## Start Records shown

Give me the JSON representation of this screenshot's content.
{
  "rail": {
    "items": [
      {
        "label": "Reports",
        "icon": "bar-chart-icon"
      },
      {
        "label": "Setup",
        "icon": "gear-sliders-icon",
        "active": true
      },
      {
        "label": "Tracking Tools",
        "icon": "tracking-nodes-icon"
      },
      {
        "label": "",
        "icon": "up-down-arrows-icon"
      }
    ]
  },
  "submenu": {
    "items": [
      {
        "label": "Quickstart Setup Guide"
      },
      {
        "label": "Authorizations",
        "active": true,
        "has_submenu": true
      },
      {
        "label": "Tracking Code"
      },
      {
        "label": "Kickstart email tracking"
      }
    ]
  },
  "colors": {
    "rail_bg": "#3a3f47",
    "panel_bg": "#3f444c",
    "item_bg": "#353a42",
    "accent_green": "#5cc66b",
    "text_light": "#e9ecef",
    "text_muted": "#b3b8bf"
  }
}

## End Records shown
## Start Records shown

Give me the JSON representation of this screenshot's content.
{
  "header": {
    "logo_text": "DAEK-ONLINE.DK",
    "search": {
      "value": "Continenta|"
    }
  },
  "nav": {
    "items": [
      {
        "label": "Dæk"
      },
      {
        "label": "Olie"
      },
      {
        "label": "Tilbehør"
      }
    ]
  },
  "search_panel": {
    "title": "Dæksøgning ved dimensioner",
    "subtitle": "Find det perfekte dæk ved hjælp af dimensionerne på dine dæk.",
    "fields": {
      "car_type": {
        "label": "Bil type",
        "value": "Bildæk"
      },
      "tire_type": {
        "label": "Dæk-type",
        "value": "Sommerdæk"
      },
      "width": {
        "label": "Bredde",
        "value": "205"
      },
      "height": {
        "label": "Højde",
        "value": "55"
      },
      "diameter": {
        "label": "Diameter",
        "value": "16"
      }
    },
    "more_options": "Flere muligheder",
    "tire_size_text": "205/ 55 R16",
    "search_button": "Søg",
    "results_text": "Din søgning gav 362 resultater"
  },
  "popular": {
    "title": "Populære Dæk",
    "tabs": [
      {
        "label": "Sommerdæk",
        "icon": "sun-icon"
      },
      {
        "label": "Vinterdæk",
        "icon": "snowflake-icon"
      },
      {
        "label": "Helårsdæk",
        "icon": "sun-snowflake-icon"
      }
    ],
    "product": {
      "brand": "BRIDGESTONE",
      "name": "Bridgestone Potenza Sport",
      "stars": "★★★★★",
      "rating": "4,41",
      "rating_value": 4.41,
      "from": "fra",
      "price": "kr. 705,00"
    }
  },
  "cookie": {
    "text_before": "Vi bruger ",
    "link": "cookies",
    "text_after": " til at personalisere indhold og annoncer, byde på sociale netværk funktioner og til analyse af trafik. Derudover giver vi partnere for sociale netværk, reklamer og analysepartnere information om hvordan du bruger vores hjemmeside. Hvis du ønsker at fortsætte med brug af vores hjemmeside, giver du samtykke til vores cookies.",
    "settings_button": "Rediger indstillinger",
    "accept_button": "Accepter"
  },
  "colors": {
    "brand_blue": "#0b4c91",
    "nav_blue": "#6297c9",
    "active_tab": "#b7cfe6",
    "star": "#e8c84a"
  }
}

## End Records shown

Count every line in the listing above that holds "cookies", then report only the count.

2